╭──

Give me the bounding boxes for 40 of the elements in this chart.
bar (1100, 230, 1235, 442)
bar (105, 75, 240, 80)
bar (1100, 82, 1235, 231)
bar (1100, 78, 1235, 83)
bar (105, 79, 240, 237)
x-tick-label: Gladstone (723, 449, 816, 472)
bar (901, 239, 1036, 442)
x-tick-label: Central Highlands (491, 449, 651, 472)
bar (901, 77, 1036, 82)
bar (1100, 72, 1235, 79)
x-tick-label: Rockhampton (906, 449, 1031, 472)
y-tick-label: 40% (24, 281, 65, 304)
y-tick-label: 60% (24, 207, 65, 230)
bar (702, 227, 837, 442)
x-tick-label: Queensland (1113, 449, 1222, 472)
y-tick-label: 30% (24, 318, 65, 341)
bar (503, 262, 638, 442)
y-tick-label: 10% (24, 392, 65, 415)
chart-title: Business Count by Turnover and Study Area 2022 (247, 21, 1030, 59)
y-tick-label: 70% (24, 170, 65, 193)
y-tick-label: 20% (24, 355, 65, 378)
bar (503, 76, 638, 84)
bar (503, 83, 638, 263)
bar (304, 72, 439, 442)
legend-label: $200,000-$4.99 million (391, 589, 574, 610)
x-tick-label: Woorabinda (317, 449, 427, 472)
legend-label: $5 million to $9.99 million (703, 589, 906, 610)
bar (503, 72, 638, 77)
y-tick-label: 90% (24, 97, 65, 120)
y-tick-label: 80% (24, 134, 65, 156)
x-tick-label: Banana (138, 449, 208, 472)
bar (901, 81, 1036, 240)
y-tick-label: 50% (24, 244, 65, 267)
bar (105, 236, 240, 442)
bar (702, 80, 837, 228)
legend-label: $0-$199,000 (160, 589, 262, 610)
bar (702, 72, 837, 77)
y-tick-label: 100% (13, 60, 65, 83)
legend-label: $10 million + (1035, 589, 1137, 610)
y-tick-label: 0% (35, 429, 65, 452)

╰──

## PROBLEM DESCRIPTION
Rewrite all of the material above, replacing each occurrence of "x-tick-label" with "category-label" and leaving everything else unchanged.

## FULL SOLUTION
Give me the bounding boxes for 40 of the elements in this chart.
bar (1100, 230, 1235, 442)
bar (105, 75, 240, 80)
bar (1100, 82, 1235, 231)
bar (1100, 78, 1235, 83)
bar (105, 79, 240, 237)
category-label: Gladstone (723, 449, 816, 472)
bar (901, 239, 1036, 442)
category-label: Central Highlands (491, 449, 651, 472)
bar (901, 77, 1036, 82)
bar (1100, 72, 1235, 79)
category-label: Rockhampton (906, 449, 1031, 472)
y-tick-label: 40% (24, 281, 65, 304)
y-tick-label: 60% (24, 207, 65, 230)
bar (702, 227, 837, 442)
category-label: Queensland (1113, 449, 1222, 472)
y-tick-label: 30% (24, 318, 65, 341)
bar (503, 262, 638, 442)
y-tick-label: 10% (24, 392, 65, 415)
chart-title: Business Count by Turnover and Study Area 2022 (247, 21, 1030, 59)
y-tick-label: 70% (24, 170, 65, 193)
y-tick-label: 20% (24, 355, 65, 378)
bar (503, 76, 638, 84)
bar (503, 83, 638, 263)
bar (304, 72, 439, 442)
legend-label: $200,000-$4.99 million (391, 589, 574, 610)
category-label: Woorabinda (317, 449, 427, 472)
legend-label: $5 million to $9.99 million (703, 589, 906, 610)
bar (503, 72, 638, 77)
y-tick-label: 90% (24, 97, 65, 120)
y-tick-label: 80% (24, 134, 65, 156)
category-label: Banana (138, 449, 208, 472)
bar (901, 81, 1036, 240)
y-tick-label: 50% (24, 244, 65, 267)
bar (105, 236, 240, 442)
bar (702, 80, 837, 228)
legend-label: $0-$199,000 (160, 589, 262, 610)
bar (702, 72, 837, 77)
y-tick-label: 100% (13, 60, 65, 83)
legend-label: $10 million + (1035, 589, 1137, 610)
y-tick-label: 0% (35, 429, 65, 452)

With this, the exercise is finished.